>> begin Supplied records
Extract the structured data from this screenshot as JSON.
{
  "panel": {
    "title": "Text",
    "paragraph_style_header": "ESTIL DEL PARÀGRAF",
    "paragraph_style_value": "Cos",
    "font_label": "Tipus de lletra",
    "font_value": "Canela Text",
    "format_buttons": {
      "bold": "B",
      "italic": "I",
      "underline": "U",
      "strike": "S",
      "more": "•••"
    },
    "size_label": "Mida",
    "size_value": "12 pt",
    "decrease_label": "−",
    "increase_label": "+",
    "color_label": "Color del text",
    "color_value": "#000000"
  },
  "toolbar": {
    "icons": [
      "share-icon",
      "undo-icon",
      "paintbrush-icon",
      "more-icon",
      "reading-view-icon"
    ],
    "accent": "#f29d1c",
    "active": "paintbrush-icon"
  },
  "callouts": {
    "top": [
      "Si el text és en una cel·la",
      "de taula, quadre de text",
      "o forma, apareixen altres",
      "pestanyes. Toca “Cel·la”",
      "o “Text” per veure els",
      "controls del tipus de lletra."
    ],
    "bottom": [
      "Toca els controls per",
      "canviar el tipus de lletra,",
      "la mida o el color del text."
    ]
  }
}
>> end Supplied records
What is asked: Would you restate each of the entries word for word?

Response to the task:
Extract the structured data from this screenshot as JSON.
{
  "panel": {
    "title": "Text",
    "paragraph_style_header": "ESTIL DEL PARÀGRAF",
    "paragraph_style_value": "Cos",
    "font_label": "Tipus de lletra",
    "font_value": "Canela Text",
    "format_buttons": {
      "bold": "B",
      "italic": "I",
      "underline": "U",
      "strike": "S",
      "more": "•••"
    },
    "size_label": "Mida",
    "size_value": "12 pt",
    "decrease_label": "−",
    "increase_label": "+",
    "color_label": "Color del text",
    "color_value": "#000000"
  },
  "toolbar": {
    "icons": [
      "share-icon",
      "undo-icon",
      "paintbrush-icon",
      "more-icon",
      "reading-view-icon"
    ],
    "accent": "#f29d1c",
    "active": "paintbrush-icon"
  },
  "callouts": {
    "top": [
      "Si el text és en una cel·la",
      "de taula, quadre de text",
      "o forma, apareixen altres",
      "pestanyes. Toca “Cel·la”",
      "o “Text” per veure els",
      "controls del tipus de lletra."
    ],
    "bottom": [
      "Toca els controls per",
      "canviar el tipus de lletra,",
      "la mida o el color del text."
    ]
  }
}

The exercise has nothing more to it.